--- Exercise description ---
Skip the images and return the records below exactly.

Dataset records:
........

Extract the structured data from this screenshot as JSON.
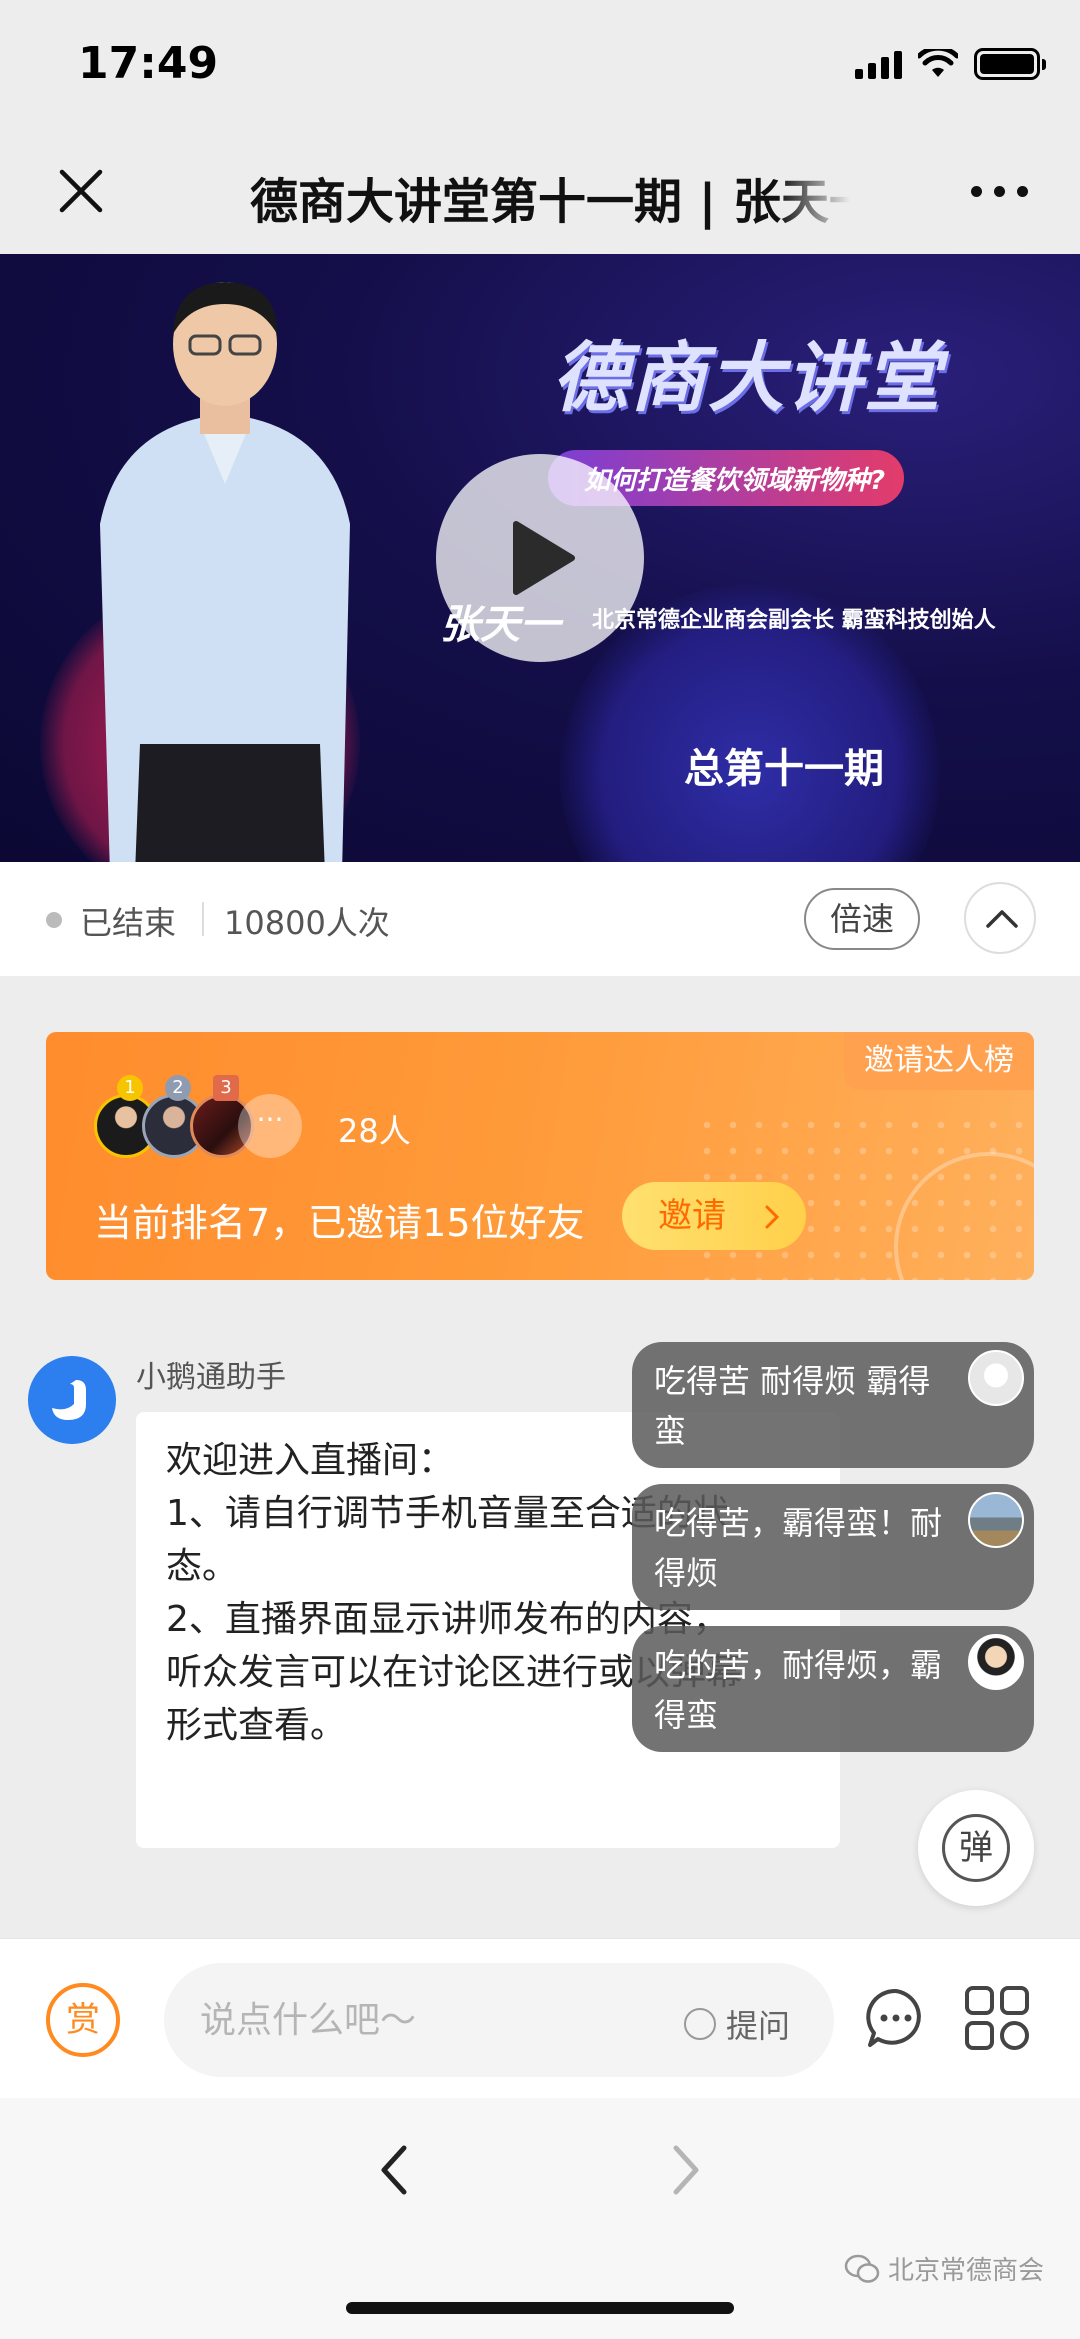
{
  "status_bar": {
    "time": "17:49"
  },
  "nav": {
    "title": "德商大讲堂第十一期 | 张天一"
  },
  "video": {
    "heading": "德商大讲堂",
    "subtitle": "如何打造餐饮领域新物种?",
    "signature": "张天一",
    "speaker_role": "北京常德企业商会副会长 霸蛮科技创始人",
    "issue": "总第十一期"
  },
  "info_bar": {
    "status": "已结束",
    "views": "10800人次",
    "speed_label": "倍速"
  },
  "invite": {
    "leaderboard_label": "邀请达人榜",
    "ranks": [
      "1",
      "2",
      "3"
    ],
    "more": "···",
    "count": "28人",
    "rank_text": "当前排名7，已邀请15位好友",
    "invite_button": "邀请"
  },
  "assistant": {
    "name": "小鹅通助手",
    "lines": [
      "欢迎进入直播间：",
      "1、请自行调节手机音量至合适的状",
      "态。",
      "2、直播界面显示讲师发布的内容，",
      "听众发言可以在讨论区进行或以弹幕",
      "形式查看。"
    ]
  },
  "danmu": [
    {
      "text": "吃得苦 耐得烦 霸得蛮"
    },
    {
      "text": "吃得苦，霸得蛮！耐得烦"
    },
    {
      "text": "吃的苦，耐得烦，霸得蛮"
    }
  ],
  "danmu_toggle": "弹",
  "input_bar": {
    "reward": "赏",
    "placeholder": "说点什么吧～",
    "ask_label": "提问"
  },
  "watermark": "北京常德商会"
}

........

--- Response below ---
Extract the structured data from this screenshot as JSON.
{
  "status_bar": {
    "time": "17:49"
  },
  "nav": {
    "title": "德商大讲堂第十一期 | 张天一"
  },
  "video": {
    "heading": "德商大讲堂",
    "subtitle": "如何打造餐饮领域新物种?",
    "signature": "张天一",
    "speaker_role": "北京常德企业商会副会长 霸蛮科技创始人",
    "issue": "总第十一期"
  },
  "info_bar": {
    "status": "已结束",
    "views": "10800人次",
    "speed_label": "倍速"
  },
  "invite": {
    "leaderboard_label": "邀请达人榜",
    "ranks": [
      "1",
      "2",
      "3"
    ],
    "more": "···",
    "count": "28人",
    "rank_text": "当前排名7，已邀请15位好友",
    "invite_button": "邀请"
  },
  "assistant": {
    "name": "小鹅通助手",
    "lines": [
      "欢迎进入直播间：",
      "1、请自行调节手机音量至合适的状",
      "态。",
      "2、直播界面显示讲师发布的内容，",
      "听众发言可以在讨论区进行或以弹幕",
      "形式查看。"
    ]
  },
  "danmu": [
    {
      "text": "吃得苦 耐得烦 霸得蛮"
    },
    {
      "text": "吃得苦，霸得蛮！耐得烦"
    },
    {
      "text": "吃的苦，耐得烦，霸得蛮"
    }
  ],
  "danmu_toggle": "弹",
  "input_bar": {
    "reward": "赏",
    "placeholder": "说点什么吧～",
    "ask_label": "提问"
  },
  "watermark": "北京常德商会"
}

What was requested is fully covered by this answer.